WHAT IS NEEDED ->
Leave out the pictures and repeat the data exactly.

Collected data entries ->
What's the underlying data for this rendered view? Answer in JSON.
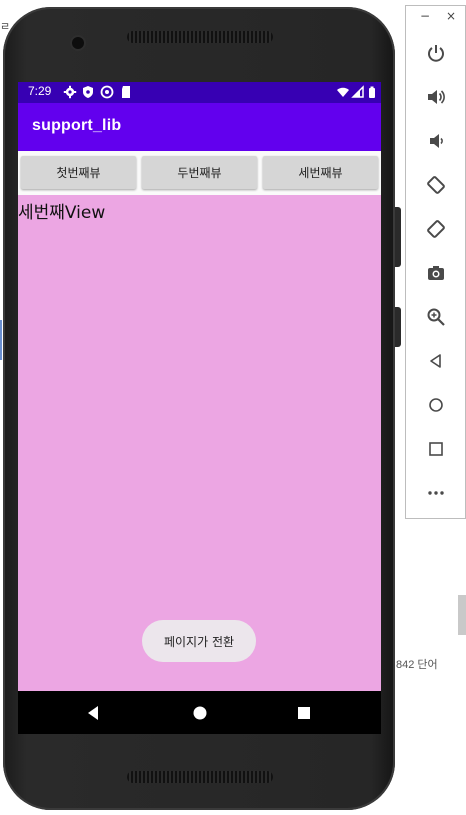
{
  "background": {
    "left_fragment": "ㄹ",
    "word_count": "842 단어"
  },
  "status_bar": {
    "time": "7:29",
    "left_icons": [
      "settings-icon",
      "shield-icon",
      "vpn-icon",
      "sd-card-icon"
    ],
    "right_icons": [
      "wifi-icon",
      "signal-icon",
      "battery-icon"
    ]
  },
  "app_bar": {
    "title": "support_lib"
  },
  "tabs": [
    {
      "label": "첫번째뷰"
    },
    {
      "label": "두번째뷰"
    },
    {
      "label": "세번째뷰"
    }
  ],
  "content": {
    "text": "세번째View",
    "background_color": "#eca6e3"
  },
  "toast": {
    "text": "페이지가 전환"
  },
  "nav_bar": {
    "buttons": [
      "back-icon",
      "home-icon",
      "recents-icon"
    ]
  },
  "emulator_panel": {
    "window_buttons": [
      "−",
      "×"
    ],
    "buttons": [
      "power-icon",
      "volume-up-icon",
      "volume-down-icon",
      "rotate-left-icon",
      "rotate-right-icon",
      "camera-icon",
      "zoom-icon",
      "back-icon",
      "home-icon",
      "overview-icon",
      "more-icon"
    ]
  },
  "colors": {
    "status_bar": "#3700b3",
    "app_bar": "#6200ee",
    "tab_button": "#d6d6d6",
    "toast": "#ece6ec"
  }
}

TASK SOLUTION ->
What's the underlying data for this rendered view? Answer in JSON.
{
  "background": {
    "left_fragment": "ㄹ",
    "word_count": "842 단어"
  },
  "status_bar": {
    "time": "7:29",
    "left_icons": [
      "settings-icon",
      "shield-icon",
      "vpn-icon",
      "sd-card-icon"
    ],
    "right_icons": [
      "wifi-icon",
      "signal-icon",
      "battery-icon"
    ]
  },
  "app_bar": {
    "title": "support_lib"
  },
  "tabs": [
    {
      "label": "첫번째뷰"
    },
    {
      "label": "두번째뷰"
    },
    {
      "label": "세번째뷰"
    }
  ],
  "content": {
    "text": "세번째View",
    "background_color": "#eca6e3"
  },
  "toast": {
    "text": "페이지가 전환"
  },
  "nav_bar": {
    "buttons": [
      "back-icon",
      "home-icon",
      "recents-icon"
    ]
  },
  "emulator_panel": {
    "window_buttons": [
      "−",
      "×"
    ],
    "buttons": [
      "power-icon",
      "volume-up-icon",
      "volume-down-icon",
      "rotate-left-icon",
      "rotate-right-icon",
      "camera-icon",
      "zoom-icon",
      "back-icon",
      "home-icon",
      "overview-icon",
      "more-icon"
    ]
  },
  "colors": {
    "status_bar": "#3700b3",
    "app_bar": "#6200ee",
    "tab_button": "#d6d6d6",
    "toast": "#ece6ec"
  }
}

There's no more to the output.